- _Prompt_: All of the data should be output character for character, except the pictures.

- _Collected data entries_:
_ _ _ _

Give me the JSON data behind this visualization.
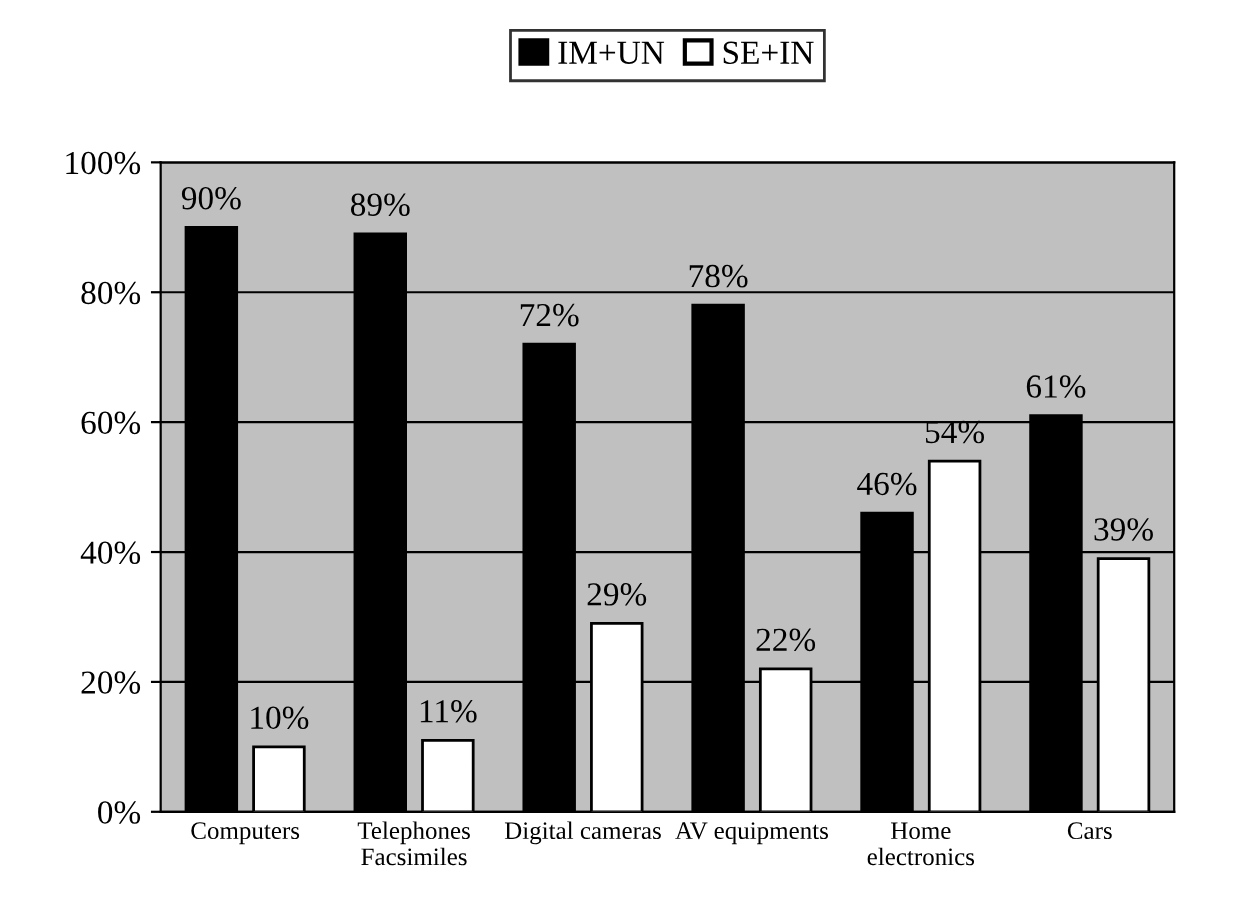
{
  "chart_data": {
    "type": "bar",
    "categories": [
      "Computers",
      "Telephones\nFacsimiles",
      "Digital cameras",
      "AV equipments",
      "Home\nelectronics",
      "Cars"
    ],
    "series": [
      {
        "name": "IM+UN",
        "color": "#000000",
        "values": [
          90,
          89,
          72,
          78,
          46,
          61
        ],
        "value_labels": [
          "90%",
          "89%",
          "72%",
          "78%",
          "46%",
          "61%"
        ]
      },
      {
        "name": "SE+IN",
        "color": "#ffffff",
        "values": [
          10,
          11,
          29,
          22,
          54,
          39
        ],
        "value_labels": [
          "10%",
          "11%",
          "29%",
          "22%",
          "54%",
          "39%"
        ]
      }
    ],
    "ylim": [
      0,
      100
    ],
    "yticks": [
      {
        "value": 0,
        "label": "0%"
      },
      {
        "value": 20,
        "label": "20%"
      },
      {
        "value": 40,
        "label": "40%"
      },
      {
        "value": 60,
        "label": "60%"
      },
      {
        "value": 80,
        "label": "80%"
      },
      {
        "value": 100,
        "label": "100%"
      }
    ],
    "grid": "y",
    "legend": "top"
  }
}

_ _ _ _

- _Written reply_:
Give me the JSON data behind this visualization.
{
  "chart_data": {
    "type": "bar",
    "categories": [
      "Computers",
      "Telephones\nFacsimiles",
      "Digital cameras",
      "AV equipments",
      "Home\nelectronics",
      "Cars"
    ],
    "series": [
      {
        "name": "IM+UN",
        "color": "#000000",
        "values": [
          90,
          89,
          72,
          78,
          46,
          61
        ],
        "value_labels": [
          "90%",
          "89%",
          "72%",
          "78%",
          "46%",
          "61%"
        ]
      },
      {
        "name": "SE+IN",
        "color": "#ffffff",
        "values": [
          10,
          11,
          29,
          22,
          54,
          39
        ],
        "value_labels": [
          "10%",
          "11%",
          "29%",
          "22%",
          "54%",
          "39%"
        ]
      }
    ],
    "ylim": [
      0,
      100
    ],
    "yticks": [
      {
        "value": 0,
        "label": "0%"
      },
      {
        "value": 20,
        "label": "20%"
      },
      {
        "value": 40,
        "label": "40%"
      },
      {
        "value": 60,
        "label": "60%"
      },
      {
        "value": 80,
        "label": "80%"
      },
      {
        "value": 100,
        "label": "100%"
      }
    ],
    "grid": "y",
    "legend": "top"
  }
}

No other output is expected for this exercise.